>>>>

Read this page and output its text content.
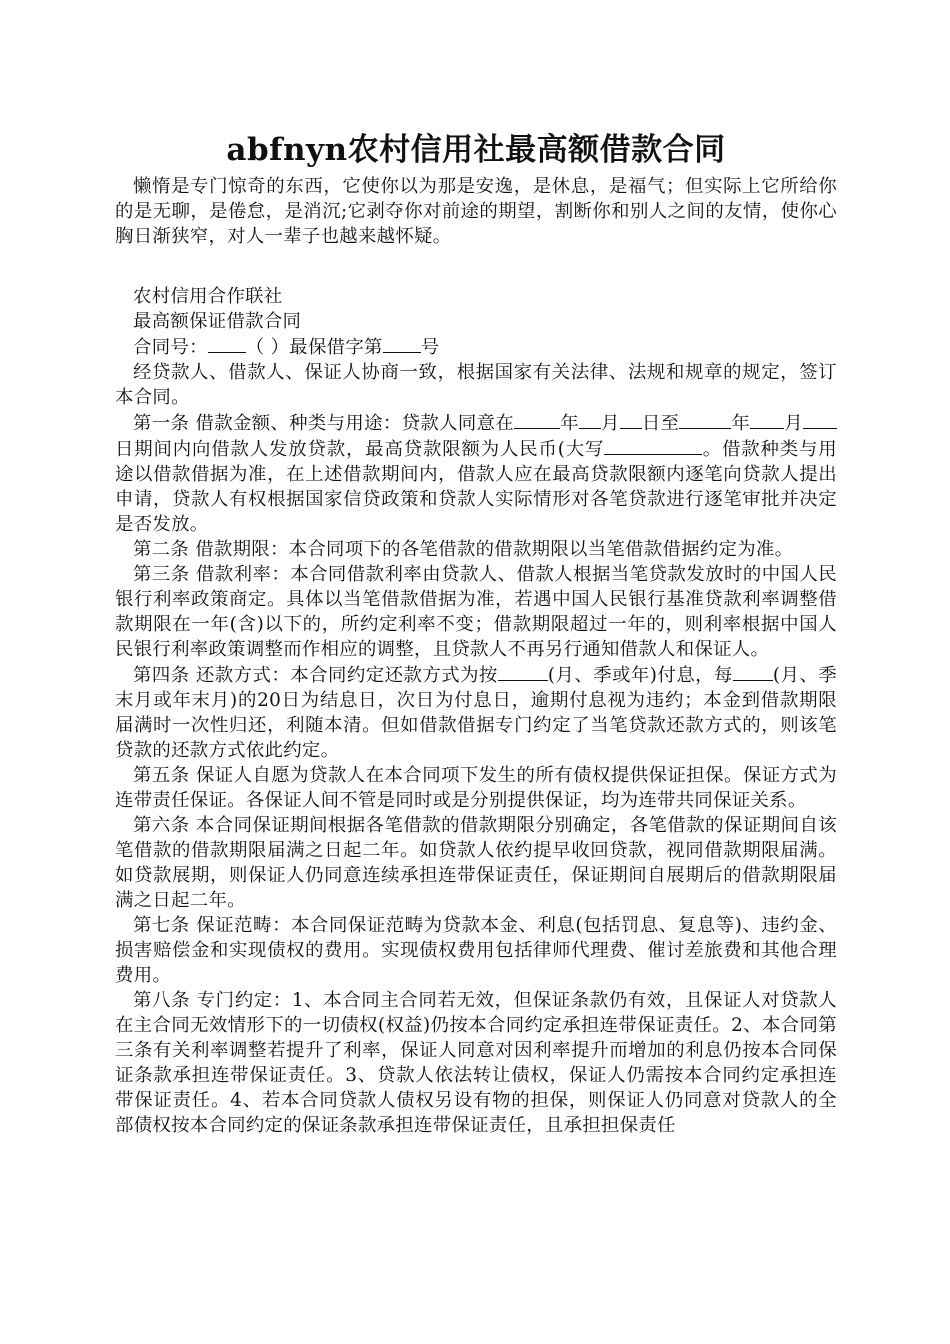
abfnyn农村信用社最高额借款合同

懒惰是专门惊奇的东西，它使你以为那是安逸，是休息，是福气；但实际上它所给你的是无聊，是倦怠，是消沉;它剥夺你对前途的期望，割断你和别人之间的友情，使你心胸日渐狭窄，对人一辈子也越来越怀疑。

农村信用合作联社

最高额保证借款合同

合同号： （ ）最保借字第 号

经贷款人、借款人、保证人协商一致，根据国家有关法律、法规和规章的规定，签订本合同。

第一条 借款金额、种类与用途：贷款人同意在	年 月 日至	年 月日期间内向借款人发放贷款，最高贷款限额为人民币(大写	。借款种类与用途以借款借据为准，在上述借款期间内，借款人应在最高贷款限额内逐笔向贷款人提出申请，贷款人有权根据国家信贷政策和贷款人实际情形对各笔贷款进行逐笔审批并决定是否发放。

第二条 借款期限：本合同项下的各笔借款的借款期限以当笔借款借据约定为准。

第三条 借款利率：本合同借款利率由贷款人、借款人根据当笔贷款发放时的中国人民银行利率政策商定。具体以当笔借款借据为准，若遇中国人民银行基准贷款利率调整借款期限在一年(含)以下的，所约定利率不变；借款期限超过一年的，则利率根据中国人民银行利率政策调整而作相应的调整，且贷款人不再另行通知借款人和保证人。

第四条 还款方式：本合同约定还款方式为按	(月、季或年)付息，每 (月、季末月或年末月)的20日为结息日，次日为付息日，逾期付息视为违约；本金到借款期限届满时一次性归还，利随本清。但如借款借据专门约定了当笔贷款还款方式的，则该笔贷款的还款方式依此约定。

第五条 保证人自愿为贷款人在本合同项下发生的所有债权提供保证担保。保证方式为连带责任保证。各保证人间不管是同时或是分别提供保证，均为连带共同保证关系。

第六条 本合同保证期间根据各笔借款的借款期限分别确定，各笔借款的保证期间自该笔借款的借款期限届满之日起二年。如贷款人依约提早收回贷款，视同借款期限届满。如贷款展期，则保证人仍同意连续承担连带保证责任，保证期间自展期后的借款期限届满之日起二年。

第七条 保证范畴：本合同保证范畴为贷款本金、利息(包括罚息、复息等)、违约金、损害赔偿金和实现债权的费用。实现债权费用包括律师代理费、催讨差旅费和其他合理费用。

第八条 专门约定：1、本合同主合同若无效，但保证条款仍有效，且保证人对贷款人在主合同无效情形下的一切债权(权益)仍按本合同约定承担连带保证责任。2、本合同第三条有关利率调整若提升了利率，保证人同意对因利率提升而增加的利息仍按本合同保证条款承担连带保证责任。3、贷款人依法转让债权，保证人仍需按本合同约定承担连带保证责任。4、若本合同贷款人债权另设有物的担保，则保证人仍同意对贷款人的全部债权按本合同约定的保证条款承担连带保证责任，且承担担保责任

<<<<

[Work to complete] From start to finish, output the listing exactly, but omit its pictures.

[Exercise output]
Read this page and output its text content.
abfnyn农村信用社最高额借款合同

懒惰是专门惊奇的东西，它使你以为那是安逸，是休息，是福气；但实际上它所给你的是无聊，是倦怠，是消沉;它剥夺你对前途的期望，割断你和别人之间的友情，使你心胸日渐狭窄，对人一辈子也越来越怀疑。

农村信用合作联社

最高额保证借款合同

合同号： （ ）最保借字第 号

经贷款人、借款人、保证人协商一致，根据国家有关法律、法规和规章的规定，签订本合同。

第一条 借款金额、种类与用途：贷款人同意在	年 月 日至	年 月日期间内向借款人发放贷款，最高贷款限额为人民币(大写	。借款种类与用途以借款借据为准，在上述借款期间内，借款人应在最高贷款限额内逐笔向贷款人提出申请，贷款人有权根据国家信贷政策和贷款人实际情形对各笔贷款进行逐笔审批并决定是否发放。

第二条 借款期限：本合同项下的各笔借款的借款期限以当笔借款借据约定为准。

第三条 借款利率：本合同借款利率由贷款人、借款人根据当笔贷款发放时的中国人民银行利率政策商定。具体以当笔借款借据为准，若遇中国人民银行基准贷款利率调整借款期限在一年(含)以下的，所约定利率不变；借款期限超过一年的，则利率根据中国人民银行利率政策调整而作相应的调整，且贷款人不再另行通知借款人和保证人。

第四条 还款方式：本合同约定还款方式为按	(月、季或年)付息，每 (月、季末月或年末月)的20日为结息日，次日为付息日，逾期付息视为违约；本金到借款期限届满时一次性归还，利随本清。但如借款借据专门约定了当笔贷款还款方式的，则该笔贷款的还款方式依此约定。

第五条 保证人自愿为贷款人在本合同项下发生的所有债权提供保证担保。保证方式为连带责任保证。各保证人间不管是同时或是分别提供保证，均为连带共同保证关系。

第六条 本合同保证期间根据各笔借款的借款期限分别确定，各笔借款的保证期间自该笔借款的借款期限届满之日起二年。如贷款人依约提早收回贷款，视同借款期限届满。如贷款展期，则保证人仍同意连续承担连带保证责任，保证期间自展期后的借款期限届满之日起二年。

第七条 保证范畴：本合同保证范畴为贷款本金、利息(包括罚息、复息等)、违约金、损害赔偿金和实现债权的费用。实现债权费用包括律师代理费、催讨差旅费和其他合理费用。

第八条 专门约定：1、本合同主合同若无效，但保证条款仍有效，且保证人对贷款人在主合同无效情形下的一切债权(权益)仍按本合同约定承担连带保证责任。2、本合同第三条有关利率调整若提升了利率，保证人同意对因利率提升而增加的利息仍按本合同保证条款承担连带保证责任。3、贷款人依法转让债权，保证人仍需按本合同约定承担连带保证责任。4、若本合同贷款人债权另设有物的担保，则保证人仍同意对贷款人的全部债权按本合同约定的保证条款承担连带保证责任，且承担担保责任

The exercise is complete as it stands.